→ **Data listing**:
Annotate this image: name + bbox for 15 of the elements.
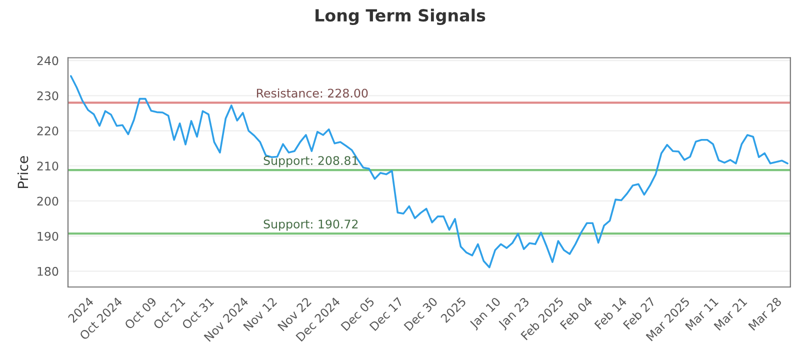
line-series	[70, 75, 788, 268]
ref-line-label: Support: 190.72	[264, 220, 358, 231]
x-tick-label: Dec 30	[404, 296, 438, 332]
y-axis-title: Price	[17, 156, 28, 188]
y-tick-label: 180	[38, 266, 58, 276]
y-tick-label: 210	[37, 162, 58, 171]
y-tick-label: 230	[37, 91, 58, 100]
y-tick-label: 220	[37, 126, 58, 136]
x-tick-label: Mar 28	[748, 296, 782, 331]
y-tick-label: 240	[37, 56, 58, 66]
ref-line-label: Support: 208.81	[264, 156, 358, 168]
chart-title: Long Term Signals	[316, 8, 486, 26]
ref-line-label: Resistance: 228.00	[256, 88, 368, 98]
y-tick-label: 200	[37, 196, 58, 206]
y-tick-label: 190	[38, 232, 58, 241]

→ **Goal**:
Please copy the lines starting at the one containing "75, 788, 268]" and ending at the last line of the data listing, with no changes.

→ **Finished exercise**:
line-series	[70, 75, 788, 268]
ref-line-label: Support: 190.72	[264, 220, 358, 231]
x-tick-label: Dec 30	[404, 296, 438, 332]
y-axis-title: Price	[17, 156, 28, 188]
y-tick-label: 180	[38, 266, 58, 276]
y-tick-label: 210	[37, 162, 58, 171]
y-tick-label: 230	[37, 91, 58, 100]
y-tick-label: 220	[37, 126, 58, 136]
x-tick-label: Mar 28	[748, 296, 782, 331]
y-tick-label: 240	[37, 56, 58, 66]
ref-line-label: Support: 208.81	[264, 156, 358, 168]
chart-title: Long Term Signals	[316, 8, 486, 26]
ref-line-label: Resistance: 228.00	[256, 88, 368, 98]
y-tick-label: 200	[37, 196, 58, 206]
y-tick-label: 190	[38, 232, 58, 241]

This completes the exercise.